- _Stored data_:
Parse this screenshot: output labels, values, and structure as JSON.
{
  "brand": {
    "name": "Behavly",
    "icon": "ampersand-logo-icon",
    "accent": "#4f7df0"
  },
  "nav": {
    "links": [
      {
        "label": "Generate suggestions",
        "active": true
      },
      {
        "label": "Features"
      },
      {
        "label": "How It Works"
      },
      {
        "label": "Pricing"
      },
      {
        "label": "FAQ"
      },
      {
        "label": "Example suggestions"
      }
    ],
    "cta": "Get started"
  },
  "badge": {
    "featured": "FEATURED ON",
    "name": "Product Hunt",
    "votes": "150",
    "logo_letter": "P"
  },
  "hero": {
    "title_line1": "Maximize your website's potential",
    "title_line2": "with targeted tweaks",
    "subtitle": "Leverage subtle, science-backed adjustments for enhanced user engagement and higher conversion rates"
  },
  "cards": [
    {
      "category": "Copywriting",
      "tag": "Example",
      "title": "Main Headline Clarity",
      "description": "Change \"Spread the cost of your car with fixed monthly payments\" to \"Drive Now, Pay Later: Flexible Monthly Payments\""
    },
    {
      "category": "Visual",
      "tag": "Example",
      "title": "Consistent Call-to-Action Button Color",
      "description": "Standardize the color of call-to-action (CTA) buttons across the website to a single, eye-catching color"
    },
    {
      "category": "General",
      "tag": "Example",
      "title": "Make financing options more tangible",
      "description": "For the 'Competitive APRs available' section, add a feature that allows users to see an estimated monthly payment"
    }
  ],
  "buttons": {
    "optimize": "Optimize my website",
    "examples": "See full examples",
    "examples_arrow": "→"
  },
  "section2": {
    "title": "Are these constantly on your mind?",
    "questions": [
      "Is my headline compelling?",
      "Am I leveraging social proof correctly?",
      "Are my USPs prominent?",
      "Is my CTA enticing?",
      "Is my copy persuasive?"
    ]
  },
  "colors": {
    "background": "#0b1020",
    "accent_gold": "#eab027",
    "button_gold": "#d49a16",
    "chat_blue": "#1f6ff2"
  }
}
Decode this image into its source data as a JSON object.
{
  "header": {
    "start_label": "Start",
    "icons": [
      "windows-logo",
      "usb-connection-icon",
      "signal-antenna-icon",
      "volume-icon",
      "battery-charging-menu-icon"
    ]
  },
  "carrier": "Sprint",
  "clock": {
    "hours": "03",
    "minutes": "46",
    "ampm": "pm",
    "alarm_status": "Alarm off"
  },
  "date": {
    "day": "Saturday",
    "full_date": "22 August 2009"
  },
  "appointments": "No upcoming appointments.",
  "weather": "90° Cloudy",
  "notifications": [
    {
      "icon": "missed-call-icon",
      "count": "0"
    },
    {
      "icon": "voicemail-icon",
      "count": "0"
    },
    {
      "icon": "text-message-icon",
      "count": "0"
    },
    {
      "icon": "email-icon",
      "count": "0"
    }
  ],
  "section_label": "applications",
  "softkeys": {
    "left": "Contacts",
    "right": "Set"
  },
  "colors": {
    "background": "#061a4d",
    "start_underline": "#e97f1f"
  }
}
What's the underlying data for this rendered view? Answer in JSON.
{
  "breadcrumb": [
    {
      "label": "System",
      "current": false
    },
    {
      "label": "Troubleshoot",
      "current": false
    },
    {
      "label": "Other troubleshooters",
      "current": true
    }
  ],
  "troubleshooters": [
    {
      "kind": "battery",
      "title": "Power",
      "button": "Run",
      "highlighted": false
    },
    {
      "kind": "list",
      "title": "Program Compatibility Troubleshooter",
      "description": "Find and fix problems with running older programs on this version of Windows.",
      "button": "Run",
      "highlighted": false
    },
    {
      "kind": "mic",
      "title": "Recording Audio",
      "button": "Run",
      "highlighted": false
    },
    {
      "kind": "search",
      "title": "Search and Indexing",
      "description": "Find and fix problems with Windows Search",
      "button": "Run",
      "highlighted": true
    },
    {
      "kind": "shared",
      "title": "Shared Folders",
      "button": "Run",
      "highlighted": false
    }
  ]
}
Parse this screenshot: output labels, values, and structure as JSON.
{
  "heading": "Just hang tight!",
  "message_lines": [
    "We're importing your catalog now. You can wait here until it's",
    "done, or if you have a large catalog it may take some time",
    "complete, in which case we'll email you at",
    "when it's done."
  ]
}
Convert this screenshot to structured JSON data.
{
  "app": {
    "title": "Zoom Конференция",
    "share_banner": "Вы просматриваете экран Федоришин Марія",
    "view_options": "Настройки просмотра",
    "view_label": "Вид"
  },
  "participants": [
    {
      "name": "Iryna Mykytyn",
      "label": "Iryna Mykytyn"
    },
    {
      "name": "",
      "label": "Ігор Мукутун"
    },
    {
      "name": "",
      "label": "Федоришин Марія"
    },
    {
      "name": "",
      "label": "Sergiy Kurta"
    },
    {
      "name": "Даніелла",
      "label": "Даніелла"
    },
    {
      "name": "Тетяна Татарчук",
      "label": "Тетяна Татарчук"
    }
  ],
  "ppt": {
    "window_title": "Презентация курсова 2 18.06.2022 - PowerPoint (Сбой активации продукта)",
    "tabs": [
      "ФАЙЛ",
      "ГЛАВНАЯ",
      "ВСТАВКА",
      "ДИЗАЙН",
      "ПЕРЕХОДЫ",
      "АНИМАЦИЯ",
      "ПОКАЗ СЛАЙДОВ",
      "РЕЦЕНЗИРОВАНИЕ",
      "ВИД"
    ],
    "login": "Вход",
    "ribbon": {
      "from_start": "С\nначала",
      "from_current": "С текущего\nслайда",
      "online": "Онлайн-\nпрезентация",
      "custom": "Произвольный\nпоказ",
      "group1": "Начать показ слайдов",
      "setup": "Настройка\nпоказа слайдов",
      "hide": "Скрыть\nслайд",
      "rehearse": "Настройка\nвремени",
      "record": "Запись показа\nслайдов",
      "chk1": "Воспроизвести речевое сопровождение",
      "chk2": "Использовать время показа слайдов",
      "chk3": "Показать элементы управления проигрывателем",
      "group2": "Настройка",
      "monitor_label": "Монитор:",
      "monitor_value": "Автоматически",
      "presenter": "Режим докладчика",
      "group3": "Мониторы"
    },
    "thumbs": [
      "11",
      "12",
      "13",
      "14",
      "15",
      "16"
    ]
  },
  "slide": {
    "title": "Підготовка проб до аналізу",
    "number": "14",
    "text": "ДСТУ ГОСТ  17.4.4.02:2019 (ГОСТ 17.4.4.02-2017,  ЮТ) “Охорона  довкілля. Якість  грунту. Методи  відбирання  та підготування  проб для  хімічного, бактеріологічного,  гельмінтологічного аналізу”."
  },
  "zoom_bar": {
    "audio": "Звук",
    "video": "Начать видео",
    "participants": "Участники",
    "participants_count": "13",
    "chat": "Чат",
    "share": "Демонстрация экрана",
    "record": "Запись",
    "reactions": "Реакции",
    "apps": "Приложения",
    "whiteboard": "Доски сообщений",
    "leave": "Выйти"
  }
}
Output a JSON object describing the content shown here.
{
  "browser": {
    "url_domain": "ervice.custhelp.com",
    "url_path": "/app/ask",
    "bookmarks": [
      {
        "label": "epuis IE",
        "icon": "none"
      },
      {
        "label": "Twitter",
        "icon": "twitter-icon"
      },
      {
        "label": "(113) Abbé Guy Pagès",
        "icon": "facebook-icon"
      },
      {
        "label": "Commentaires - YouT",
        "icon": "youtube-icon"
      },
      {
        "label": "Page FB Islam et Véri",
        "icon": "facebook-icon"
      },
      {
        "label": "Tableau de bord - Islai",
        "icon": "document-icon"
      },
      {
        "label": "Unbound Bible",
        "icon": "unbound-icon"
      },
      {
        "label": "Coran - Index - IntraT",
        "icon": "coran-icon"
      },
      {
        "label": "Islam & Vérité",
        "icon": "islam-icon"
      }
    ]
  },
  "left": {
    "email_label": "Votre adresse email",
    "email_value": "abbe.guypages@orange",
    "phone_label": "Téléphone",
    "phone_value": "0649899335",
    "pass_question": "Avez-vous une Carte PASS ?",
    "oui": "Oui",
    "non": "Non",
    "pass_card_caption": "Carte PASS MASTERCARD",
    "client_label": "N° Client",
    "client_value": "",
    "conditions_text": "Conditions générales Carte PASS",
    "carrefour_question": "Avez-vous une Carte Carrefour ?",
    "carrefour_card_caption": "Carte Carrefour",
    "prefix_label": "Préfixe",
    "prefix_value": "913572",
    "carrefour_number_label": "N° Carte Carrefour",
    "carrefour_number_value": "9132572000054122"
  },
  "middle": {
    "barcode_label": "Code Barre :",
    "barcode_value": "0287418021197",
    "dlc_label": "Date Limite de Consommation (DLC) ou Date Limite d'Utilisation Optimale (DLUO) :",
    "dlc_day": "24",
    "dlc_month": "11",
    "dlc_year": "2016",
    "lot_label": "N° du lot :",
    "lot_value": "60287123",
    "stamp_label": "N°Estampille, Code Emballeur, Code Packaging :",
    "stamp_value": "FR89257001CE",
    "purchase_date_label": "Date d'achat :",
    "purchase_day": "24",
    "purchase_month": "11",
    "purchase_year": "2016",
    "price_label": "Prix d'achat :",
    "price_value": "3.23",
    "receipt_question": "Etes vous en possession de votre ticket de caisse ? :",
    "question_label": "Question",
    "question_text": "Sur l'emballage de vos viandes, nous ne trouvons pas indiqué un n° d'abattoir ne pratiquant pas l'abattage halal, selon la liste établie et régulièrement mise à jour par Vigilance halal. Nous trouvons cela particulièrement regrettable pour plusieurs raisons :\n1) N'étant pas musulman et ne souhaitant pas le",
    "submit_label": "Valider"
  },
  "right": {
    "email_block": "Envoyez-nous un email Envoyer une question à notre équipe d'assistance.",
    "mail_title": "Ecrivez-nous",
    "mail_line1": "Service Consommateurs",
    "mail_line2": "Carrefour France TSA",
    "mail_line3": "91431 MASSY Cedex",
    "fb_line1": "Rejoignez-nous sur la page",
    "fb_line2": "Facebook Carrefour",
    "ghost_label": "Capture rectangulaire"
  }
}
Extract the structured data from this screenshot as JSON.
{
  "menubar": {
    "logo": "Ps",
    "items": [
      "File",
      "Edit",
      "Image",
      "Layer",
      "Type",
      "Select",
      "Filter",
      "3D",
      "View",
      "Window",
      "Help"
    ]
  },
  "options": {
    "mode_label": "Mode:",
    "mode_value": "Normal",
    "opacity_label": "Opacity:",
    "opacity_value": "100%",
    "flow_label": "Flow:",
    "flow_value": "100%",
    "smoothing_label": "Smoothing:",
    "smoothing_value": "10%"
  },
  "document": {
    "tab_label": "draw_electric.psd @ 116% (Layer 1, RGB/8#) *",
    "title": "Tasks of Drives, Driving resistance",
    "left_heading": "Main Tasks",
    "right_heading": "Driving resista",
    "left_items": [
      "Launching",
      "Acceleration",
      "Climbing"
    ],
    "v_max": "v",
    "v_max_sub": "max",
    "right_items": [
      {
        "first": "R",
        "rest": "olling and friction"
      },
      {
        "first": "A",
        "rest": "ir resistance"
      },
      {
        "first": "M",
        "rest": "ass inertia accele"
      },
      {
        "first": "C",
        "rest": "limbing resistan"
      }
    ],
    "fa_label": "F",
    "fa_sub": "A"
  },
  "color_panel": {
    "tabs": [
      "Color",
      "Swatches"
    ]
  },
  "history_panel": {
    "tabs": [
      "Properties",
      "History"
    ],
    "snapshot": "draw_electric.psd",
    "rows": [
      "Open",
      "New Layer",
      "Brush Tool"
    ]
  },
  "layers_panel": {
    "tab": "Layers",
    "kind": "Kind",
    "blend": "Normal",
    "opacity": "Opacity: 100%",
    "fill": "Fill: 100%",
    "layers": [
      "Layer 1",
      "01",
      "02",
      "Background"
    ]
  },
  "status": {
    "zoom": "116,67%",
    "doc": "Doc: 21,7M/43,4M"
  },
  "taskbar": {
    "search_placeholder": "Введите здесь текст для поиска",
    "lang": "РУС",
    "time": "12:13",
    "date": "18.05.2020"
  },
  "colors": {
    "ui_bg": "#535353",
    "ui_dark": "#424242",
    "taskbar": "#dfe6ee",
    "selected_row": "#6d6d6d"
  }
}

- _Short task_:
Scan the listing above for the word "Carte" and show each line where it is found.

- _Exercise answer_:
    "pass_question": "Avez-vous une Carte PASS ?",
    "pass_card_caption": "Carte PASS MASTERCARD",
    "conditions_text": "Conditions générales Carte PASS",
    "carrefour_question": "Avez-vous une Carte Carrefour ?",
    "carrefour_card_caption": "Carte Carrefour",
    "carrefour_number_label": "N° Carte Carrefour",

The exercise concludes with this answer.